Given task:
Only the pictures are left out: repeat the rest of the entries exactly.

______________________________

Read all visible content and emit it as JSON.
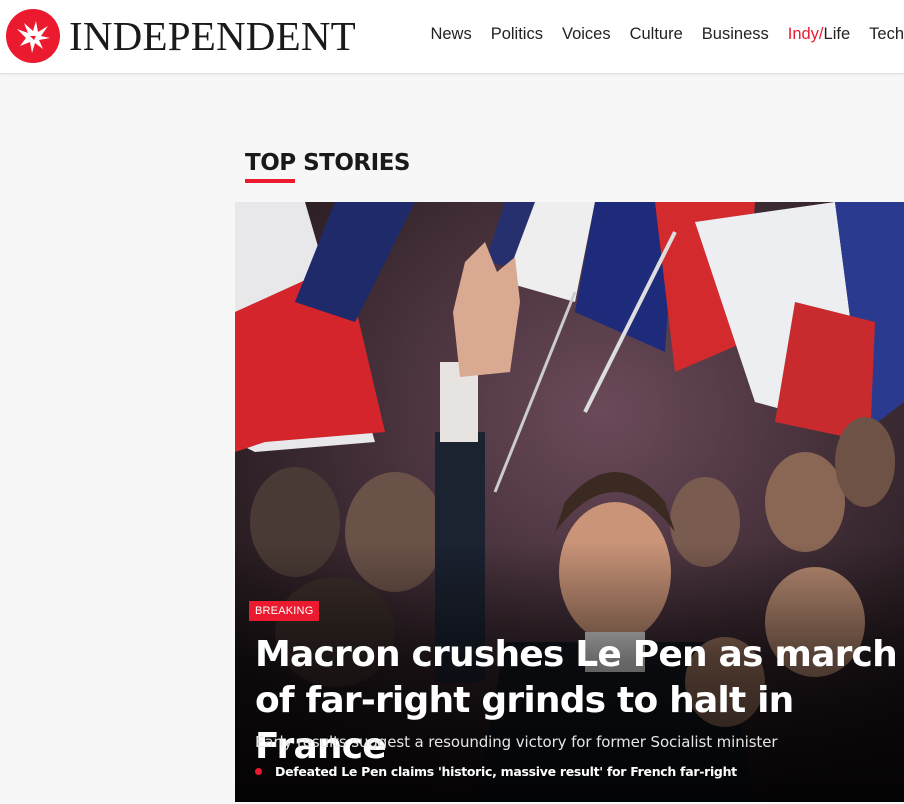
{
  "header": {
    "logo_text": "INDEPENDENT",
    "nav": [
      {
        "label": "News"
      },
      {
        "label": "Politics"
      },
      {
        "label": "Voices"
      },
      {
        "label": "Culture"
      },
      {
        "label": "Business"
      },
      {
        "label_accent": "Indy/",
        "label_rest": "Life"
      },
      {
        "label": "Tech"
      }
    ]
  },
  "section": {
    "title_accent": "TOP",
    "title_rest": " STORIES"
  },
  "lead_story": {
    "badge": "BREAKING",
    "headline": "Macron crushes Le Pen as march of far-right grinds to halt in France",
    "standfirst": "Early results suggest a resounding victory for former Socialist minister",
    "related": "Defeated Le Pen claims 'historic, massive result' for French far-right",
    "image_description_icon": "crowd-photo"
  },
  "colors": {
    "brand_red": "#ec1a2e",
    "text_dark": "#1a1a1a",
    "page_bg": "#f7f7f7"
  }
}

______________________________

Result:
Read all visible content and emit it as JSON.
{
  "header": {
    "logo_text": "INDEPENDENT",
    "nav": [
      {
        "label": "News"
      },
      {
        "label": "Politics"
      },
      {
        "label": "Voices"
      },
      {
        "label": "Culture"
      },
      {
        "label": "Business"
      },
      {
        "label_accent": "Indy/",
        "label_rest": "Life"
      },
      {
        "label": "Tech"
      }
    ]
  },
  "section": {
    "title_accent": "TOP",
    "title_rest": " STORIES"
  },
  "lead_story": {
    "badge": "BREAKING",
    "headline": "Macron crushes Le Pen as march of far-right grinds to halt in France",
    "standfirst": "Early results suggest a resounding victory for former Socialist minister",
    "related": "Defeated Le Pen claims 'historic, massive result' for French far-right",
    "image_description_icon": "crowd-photo"
  },
  "colors": {
    "brand_red": "#ec1a2e",
    "text_dark": "#1a1a1a",
    "page_bg": "#f7f7f7"
  }
}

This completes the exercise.